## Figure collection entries
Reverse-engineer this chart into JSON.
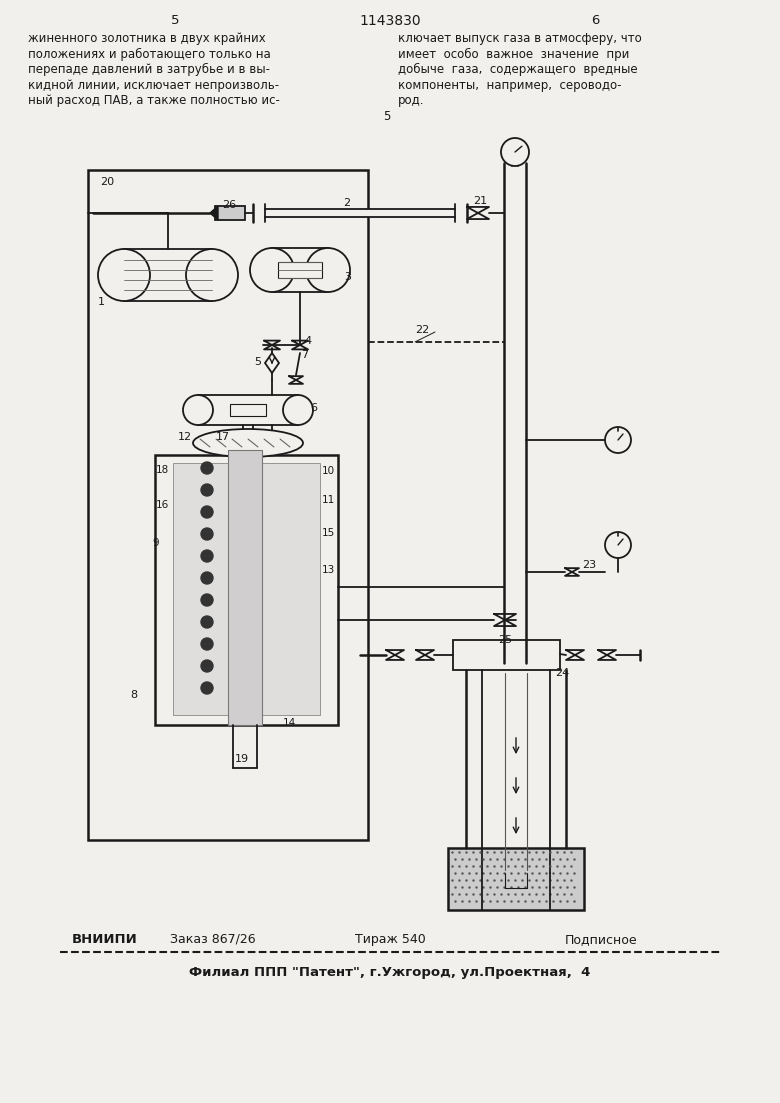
{
  "bg": "#f2f0ed",
  "lc": "#1a1a1a",
  "page_num_left": "5",
  "patent_num": "1143830",
  "page_num_right": "6",
  "header_left_lines": [
    "жиненного золотника в двух крайних",
    "положениях и работающего только на",
    "перепаде давлений в затрубье и в вы-",
    "кидной линии, исключает непроизволь-",
    "ный расход ПАВ, а также полностью ис-"
  ],
  "header_right_lines": [
    "ключает выпуск газа в атмосферу, что",
    "имеет  особо  важное  значение  при",
    "добыче  газа,  содержащего  вредные",
    "компоненты,  например,  сероводо-",
    "род."
  ],
  "footer_org": "ВНИИПИ",
  "footer_order": "Заказ 867/26",
  "footer_print": "Тираж 540",
  "footer_type": "Подписное",
  "footer2": "Филиал ППП \"Патент\", г.Ужгород, ул.Проектная,  4"
}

## INSTRUCTION
Leave out the pictures and transcribe the entries above exactly.

## FULL RESPONSE
Reverse-engineer this chart into JSON.
{
  "bg": "#f2f0ed",
  "lc": "#1a1a1a",
  "page_num_left": "5",
  "patent_num": "1143830",
  "page_num_right": "6",
  "header_left_lines": [
    "жиненного золотника в двух крайних",
    "положениях и работающего только на",
    "перепаде давлений в затрубье и в вы-",
    "кидной линии, исключает непроизволь-",
    "ный расход ПАВ, а также полностью ис-"
  ],
  "header_right_lines": [
    "ключает выпуск газа в атмосферу, что",
    "имеет  особо  важное  значение  при",
    "добыче  газа,  содержащего  вредные",
    "компоненты,  например,  сероводо-",
    "род."
  ],
  "footer_org": "ВНИИПИ",
  "footer_order": "Заказ 867/26",
  "footer_print": "Тираж 540",
  "footer_type": "Подписное",
  "footer2": "Филиал ППП \"Патент\", г.Ужгород, ул.Проектная,  4"
}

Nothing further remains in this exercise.